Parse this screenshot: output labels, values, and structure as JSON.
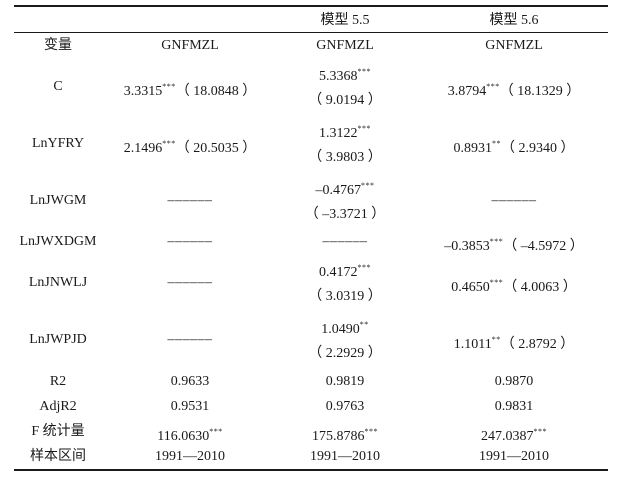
{
  "header": {
    "models": [
      "",
      "模型 5.5",
      "模型 5.6"
    ],
    "columns": [
      "变量",
      "GNFMZL",
      "GNFMZL",
      "GNFMZL"
    ]
  },
  "rows": [
    {
      "var": "C",
      "m1": {
        "coef": "3.3315",
        "stars": "***",
        "t": "（ 18.0848 ）"
      },
      "m2": {
        "coef": "5.3368",
        "stars": "***",
        "t": "（ 9.0194 ）"
      },
      "m3": {
        "coef": "3.8794",
        "stars": "***",
        "t": "（ 18.1329 ）"
      }
    },
    {
      "var": "LnYFRY",
      "m1": {
        "coef": "2.1496",
        "stars": "***",
        "t": "（ 20.5035 ）"
      },
      "m2": {
        "coef": "1.3122",
        "stars": "***",
        "t": "（ 3.9803 ）"
      },
      "m3": {
        "coef": "0.8931",
        "stars": "**",
        "t": "（ 2.9340 ）"
      }
    },
    {
      "var": "LnJWGM",
      "m1": {
        "dash": "––––––"
      },
      "m2": {
        "coef": "–0.4767",
        "stars": "***",
        "t": "（ –3.3721 ）"
      },
      "m3": {
        "dash": "––––––"
      }
    },
    {
      "var": "LnJWXDGM",
      "m1": {
        "dash": "––––––"
      },
      "m2": {
        "dash": "––––––"
      },
      "m3": {
        "coef": "–0.3853",
        "stars": "***",
        "t": "（ –4.5972 ）"
      }
    },
    {
      "var": "LnJNWLJ",
      "m1": {
        "dash": "––––––"
      },
      "m2": {
        "coef": "0.4172",
        "stars": "***",
        "t": "（ 3.0319 ）"
      },
      "m3": {
        "coef": "0.4650",
        "stars": "***",
        "t": "（ 4.0063 ）"
      }
    },
    {
      "var": "LnJWPJD",
      "m1": {
        "dash": "––––––"
      },
      "m2": {
        "coef": "1.0490",
        "stars": "**",
        "t": "（ 2.2929 ）"
      },
      "m3": {
        "coef": "1.1011",
        "stars": "**",
        "t": "（ 2.8792 ）"
      }
    }
  ],
  "stats": [
    {
      "var": "R2",
      "m1": "0.9633",
      "m2": "0.9819",
      "m3": "0.9870"
    },
    {
      "var": "AdjR2",
      "m1": "0.9531",
      "m2": "0.9763",
      "m3": "0.9831"
    },
    {
      "var": "F 统计量",
      "m1": "116.0630",
      "m1s": "***",
      "m2": "175.8786",
      "m2s": "***",
      "m3": "247.0387",
      "m3s": "***"
    },
    {
      "var": "样本区间",
      "m1": "1991—2010",
      "m2": "1991—2010",
      "m3": "1991—2010"
    }
  ]
}
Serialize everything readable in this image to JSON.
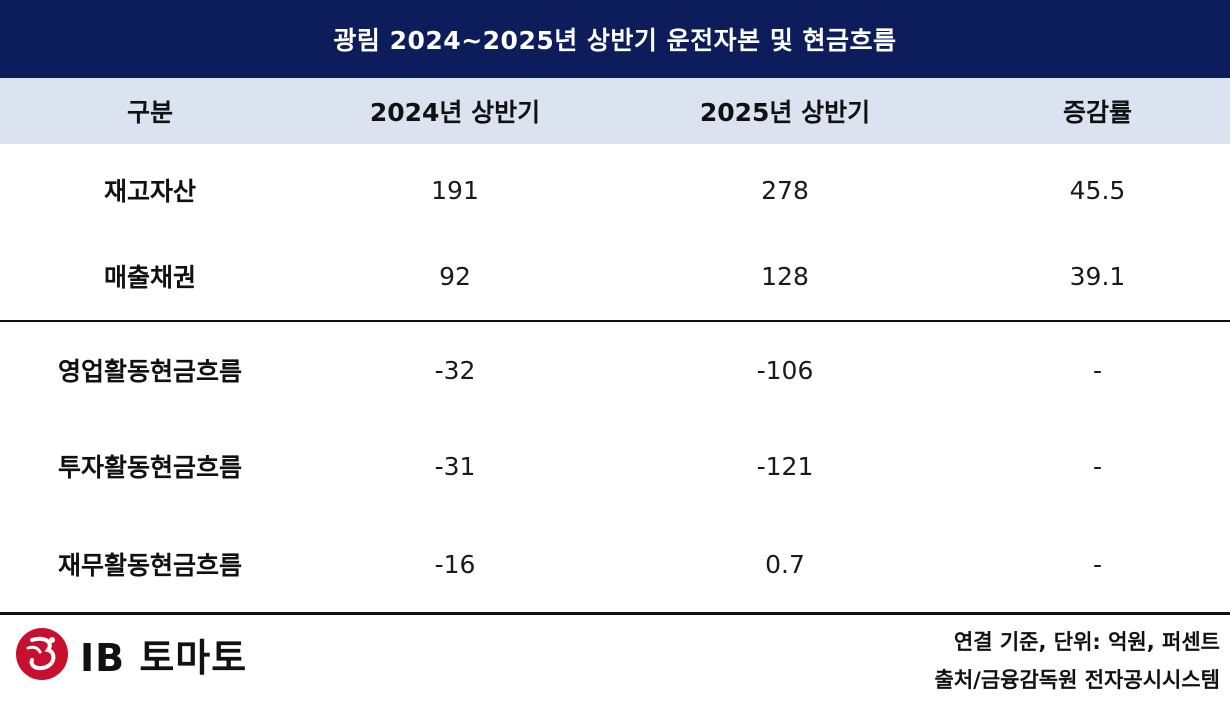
{
  "title": "광림 2024~2025년 상반기 운전자본 및  현금흐름",
  "headers": [
    "구분",
    "2024년 상반기",
    "2025년 상반기",
    "증감률"
  ],
  "rows": [
    {
      "label": "재고자산",
      "h1_2024": "191",
      "h1_2025": "278",
      "change": "45.5"
    },
    {
      "label": "매출채권",
      "h1_2024": "92",
      "h1_2025": "128",
      "change": "39.1"
    },
    {
      "label": "영업활동현금흐름",
      "h1_2024": "-32",
      "h1_2025": "-106",
      "change": "-"
    },
    {
      "label": "투자활동현금흐름",
      "h1_2024": "-31",
      "h1_2025": "-121",
      "change": "-"
    },
    {
      "label": "재무활동현금흐름",
      "h1_2024": "-16",
      "h1_2025": "0.7",
      "change": "-"
    }
  ],
  "footer": {
    "logo_text": "IB 토마토",
    "unit_note": "연결 기준, 단위: 억원, 퍼센트",
    "source_note": "출처/금융감독원 전자공시시스템"
  },
  "colors": {
    "title_bg": "#0d1d5c",
    "header_bg": "#dce3f0",
    "logo_red": "#c8102e"
  }
}
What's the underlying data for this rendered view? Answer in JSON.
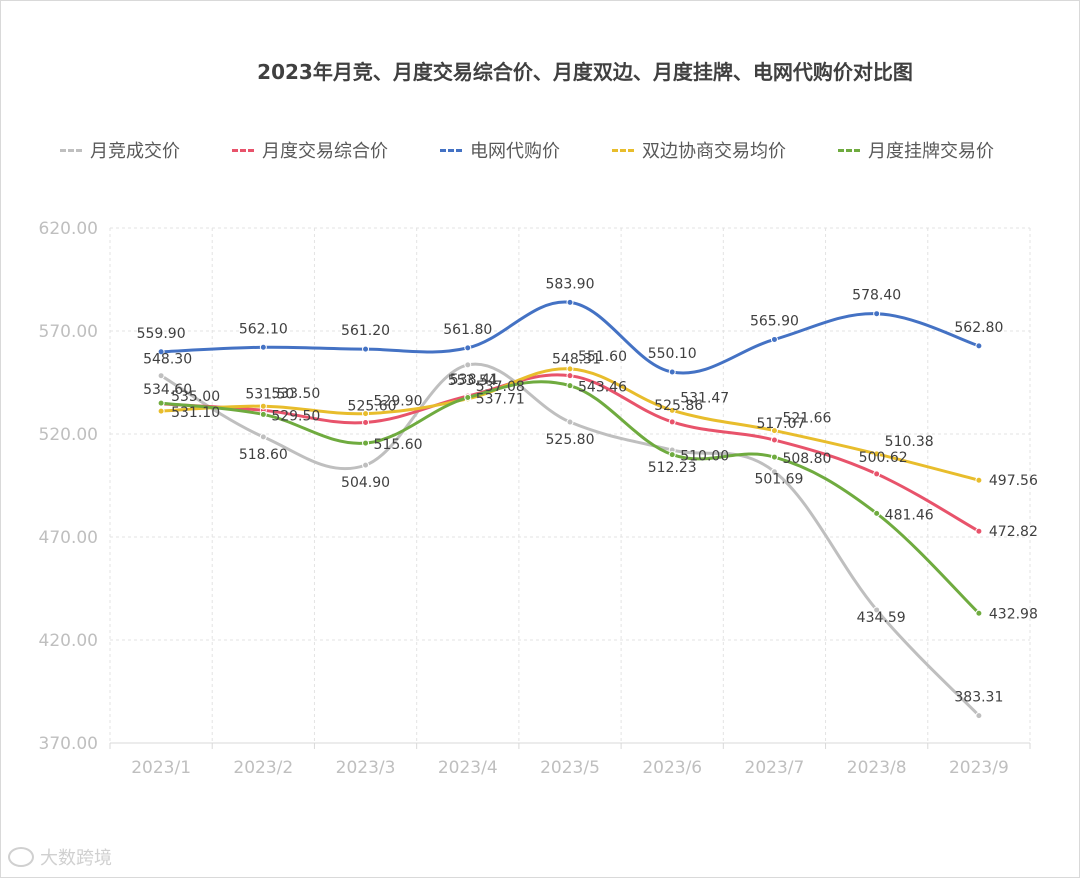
{
  "chart_data": {
    "type": "line",
    "title": "2023年月竞、月度交易综合价、月度双边、月度挂牌、电网代购价对比图",
    "categories": [
      "2023/1",
      "2023/2",
      "2023/3",
      "2023/4",
      "2023/5",
      "2023/6",
      "2023/7",
      "2023/8",
      "2023/9"
    ],
    "ylim": [
      370,
      620
    ],
    "yticks": [
      "370.00",
      "420.00",
      "470.00",
      "520.00",
      "570.00",
      "620.00"
    ],
    "ytick_values": [
      370,
      420,
      470,
      520,
      570,
      620
    ],
    "grid": true,
    "legend_position": "top",
    "series": [
      {
        "name": "月竞成交价",
        "color": "#bfbfbf",
        "values": [
          548.3,
          518.6,
          504.9,
          553.54,
          525.8,
          512.23,
          501.69,
          434.59,
          383.31
        ],
        "labels": [
          "548.30",
          "518.60",
          "504.90",
          "553.54",
          "525.80",
          "512.23",
          "501.69",
          "434.59",
          "383.31"
        ]
      },
      {
        "name": "月度交易综合价",
        "color": "#e8536b",
        "values": [
          534.6,
          531.5,
          525.6,
          538.41,
          548.31,
          525.86,
          517.07,
          500.62,
          472.82
        ],
        "labels": [
          "534.60",
          "531.50",
          "525.60",
          "538.41",
          "548.31",
          "525.86",
          "517.07",
          "500.62",
          "472.82"
        ]
      },
      {
        "name": "电网代购价",
        "color": "#4472c4",
        "values": [
          559.9,
          562.1,
          561.2,
          561.8,
          583.9,
          550.1,
          565.9,
          578.4,
          562.8
        ],
        "labels": [
          "559.90",
          "562.10",
          "561.20",
          "561.80",
          "583.90",
          "550.10",
          "565.90",
          "578.40",
          "562.80"
        ]
      },
      {
        "name": "双边协商交易均价",
        "color": "#e8bd2c",
        "values": [
          531.1,
          533.5,
          529.9,
          537.08,
          551.6,
          531.47,
          521.66,
          510.38,
          497.56
        ],
        "labels": [
          "531.10",
          "533.50",
          "529.90",
          "537.08",
          "551.60",
          "531.47",
          "521.66",
          "510.38",
          "497.56"
        ]
      },
      {
        "name": "月度挂牌交易价",
        "color": "#6fab3f",
        "values": [
          535.0,
          529.5,
          515.6,
          537.71,
          543.46,
          510.0,
          508.8,
          481.46,
          432.98
        ],
        "labels": [
          "535.00",
          "529.50",
          "515.60",
          "537.71",
          "543.46",
          "510.00",
          "508.80",
          "481.46",
          "432.98"
        ]
      }
    ]
  },
  "watermark": {
    "text": "大数跨境"
  }
}
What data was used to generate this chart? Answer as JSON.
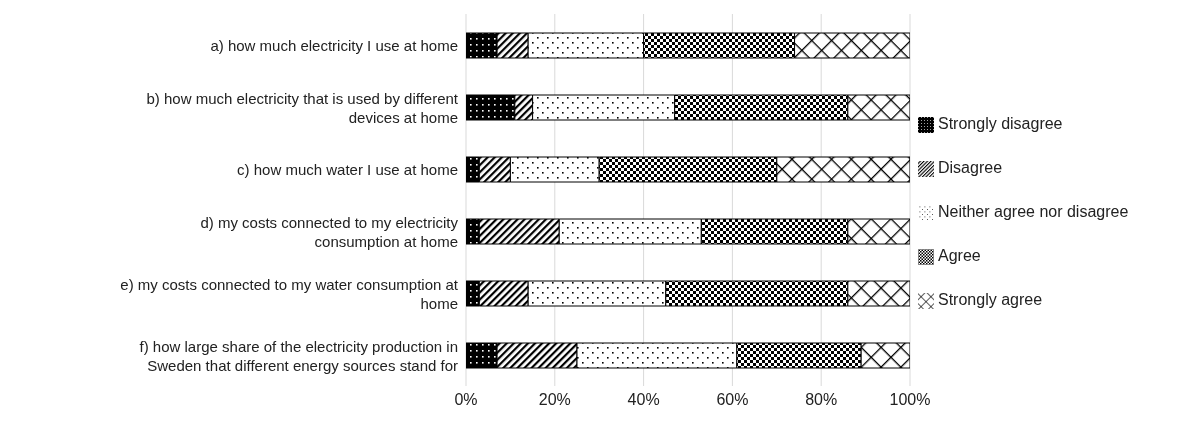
{
  "chart_data": {
    "type": "bar",
    "orientation": "horizontal",
    "stacked": true,
    "categories": [
      "a) how much electricity I use at home",
      "b) how much electricity that is used by different devices at home",
      "c) how much water I use at home",
      "d) my costs connected to my electricity consumption at home",
      "e) my costs connected to my water consumption at home",
      "f) how large share of the electricity production in Sweden that different energy sources stand for"
    ],
    "series": [
      {
        "name": "Strongly disagree",
        "color": "#000000",
        "values": [
          7,
          11,
          3,
          3,
          3,
          7
        ]
      },
      {
        "name": "Disagree",
        "color": "#000000",
        "values": [
          7,
          4,
          7,
          18,
          11,
          18
        ]
      },
      {
        "name": "Neither agree nor disagree",
        "color": "#000000",
        "values": [
          26,
          32,
          20,
          32,
          31,
          36
        ]
      },
      {
        "name": "Agree",
        "color": "#000000",
        "values": [
          34,
          39,
          40,
          33,
          41,
          28
        ]
      },
      {
        "name": "Strongly agree",
        "color": "#000000",
        "values": [
          26,
          14,
          30,
          14,
          14,
          11
        ]
      }
    ],
    "xlim": [
      0,
      100
    ],
    "xticks": [
      {
        "value": 0,
        "label": "0%"
      },
      {
        "value": 20,
        "label": "20%"
      },
      {
        "value": 40,
        "label": "40%"
      },
      {
        "value": 60,
        "label": "60%"
      },
      {
        "value": 80,
        "label": "80%"
      },
      {
        "value": 100,
        "label": "100%"
      }
    ],
    "grid": "x",
    "legend": "right"
  }
}
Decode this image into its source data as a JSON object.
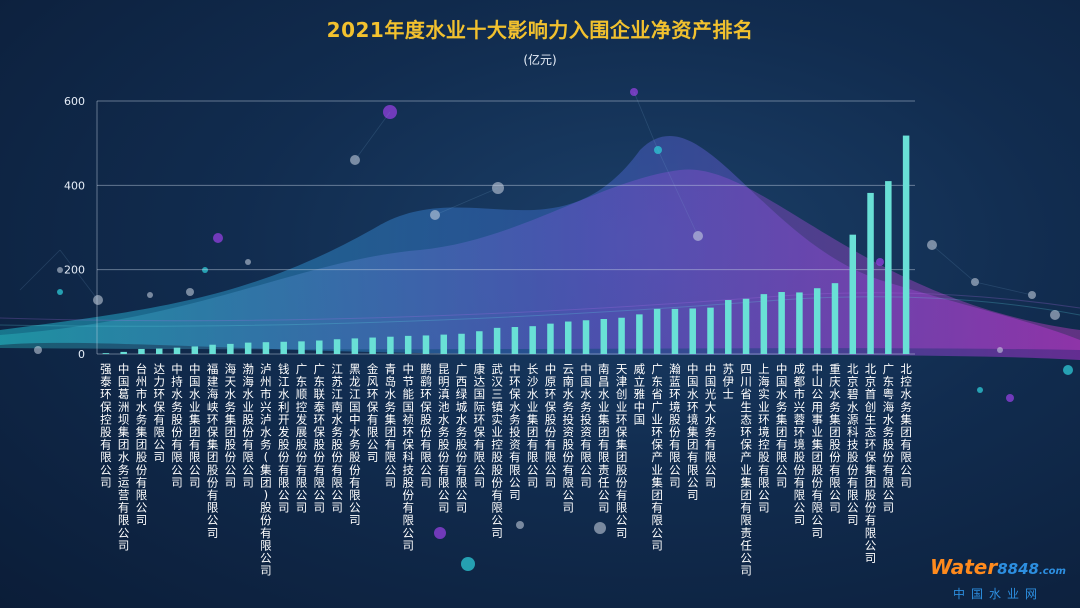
{
  "chart_data": {
    "type": "bar",
    "title": "2021年度水业十大影响力入围企业净资产排名",
    "unit": "(亿元)",
    "ylim": [
      0,
      600
    ],
    "yticks": [
      0,
      200,
      400,
      600
    ],
    "grid": true,
    "bar_color": "#69e0d6",
    "categories": [
      "强泰环保控股有限公司",
      "中国葛洲坝集团水务运营有限公司",
      "台州市水务集团股份有限公司",
      "达力环保有限公司",
      "中持水务股份有限公司",
      "中国水业集团有限公司",
      "福建海峡环保集团股份有限公司",
      "海天水务集团股份公司",
      "渤海水业股份有限公司",
      "泸州市兴泸水务(集团)股份有限公司",
      "钱江水利开发股份有限公司",
      "广东顺控发展股份有限公司",
      "广东联泰环保股份有限公司",
      "江苏江南水务股份有限公司",
      "黑龙江国中水务股份有限公司",
      "金风环保有限公司",
      "青岛水务集团有限公司",
      "中节能国祯环保科技股份有限公司",
      "鹏鹞环保股份有限公司",
      "昆明滇池水务股份有限公司",
      "广西绿城水务股份有限公司",
      "康达国际环保有限公司",
      "武汉三镇实业控股股份有限公司",
      "中环保水务投资有限公司",
      "长沙水业集团有限公司",
      "中原环保股份有限公司",
      "云南水务投资股份有限公司",
      "中国水务投资有限公司",
      "南昌水业集团有限责任公司",
      "天津创业环保集团股份有限公司",
      "威立雅中国",
      "广东省广业环保产业集团有限公司",
      "瀚蓝环境股份有限公司",
      "中国水环境集团有限公司",
      "中国光大水务有限公司",
      "苏伊士",
      "四川省生态环保产业集团有限责任公司",
      "上海实业环境控股有限公司",
      "中国水务集团有限公司",
      "成都市兴蓉环境股份有限公司",
      "中山公用事业集团股份有限公司",
      "重庆水务集团股份有限公司",
      "北京碧水源科技股份有限公司",
      "北京首创生态环保集团股份有限公司",
      "广东粤海水务股份有限公司",
      "北控水务集团有限公司"
    ],
    "values": [
      2,
      5,
      12,
      13,
      15,
      18,
      22,
      24,
      27,
      28,
      29,
      30,
      32,
      35,
      37,
      39,
      41,
      43,
      44,
      46,
      48,
      54,
      62,
      64,
      66,
      72,
      77,
      80,
      83,
      86,
      94,
      107,
      107,
      108,
      110,
      128,
      131,
      142,
      147,
      146,
      156,
      168,
      283,
      382,
      410,
      518
    ]
  },
  "logo": {
    "brand_main": "Water",
    "brand_num": "8848",
    "brand_dom": ".com",
    "brand_cn": "中国水业网"
  }
}
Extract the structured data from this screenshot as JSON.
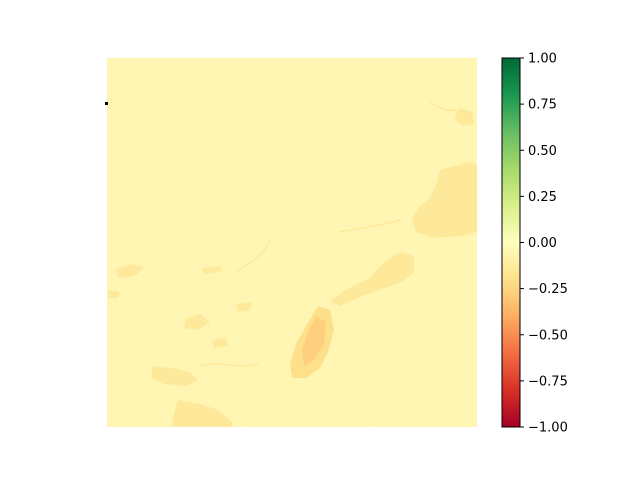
{
  "chart_data": {
    "type": "heatmap",
    "title": "",
    "xlabel": "",
    "ylabel": "",
    "axes_visible": false,
    "colormap": "RdYlGn",
    "colormap_stops": [
      "#a50026",
      "#d73027",
      "#f46d43",
      "#fdae61",
      "#fee08b",
      "#ffffbf",
      "#d9ef8b",
      "#a6d96a",
      "#66bd63",
      "#1a9850",
      "#006837"
    ],
    "value_range": [
      -1.0,
      1.0
    ],
    "dominant_value": -0.05,
    "feature_values": [
      -0.15,
      -0.2,
      -0.3
    ],
    "colorbar": {
      "ticks": [
        1.0,
        0.75,
        0.5,
        0.25,
        0.0,
        -0.25,
        -0.5,
        -0.75,
        -1.0
      ],
      "tick_labels": [
        "1.00",
        "0.75",
        "0.50",
        "0.25",
        "0.00",
        "−0.25",
        "−0.50",
        "−0.75",
        "−1.00"
      ]
    }
  }
}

**Problem**.
Each line from the one that contains "Extract the structured" through the end of the records should be restated exactly; include both end lines and leave any pictures out.

**The solution**.
Extract the structured data from this screenshot as JSON.
{
  "chart_data": {
    "type": "heatmap",
    "title": "",
    "xlabel": "",
    "ylabel": "",
    "axes_visible": false,
    "colormap": "RdYlGn",
    "colormap_stops": [
      "#a50026",
      "#d73027",
      "#f46d43",
      "#fdae61",
      "#fee08b",
      "#ffffbf",
      "#d9ef8b",
      "#a6d96a",
      "#66bd63",
      "#1a9850",
      "#006837"
    ],
    "value_range": [
      -1.0,
      1.0
    ],
    "dominant_value": -0.05,
    "feature_values": [
      -0.15,
      -0.2,
      -0.3
    ],
    "colorbar": {
      "ticks": [
        1.0,
        0.75,
        0.5,
        0.25,
        0.0,
        -0.25,
        -0.5,
        -0.75,
        -1.0
      ],
      "tick_labels": [
        "1.00",
        "0.75",
        "0.50",
        "0.25",
        "0.00",
        "−0.25",
        "−0.50",
        "−0.75",
        "−1.00"
      ]
    }
  }
}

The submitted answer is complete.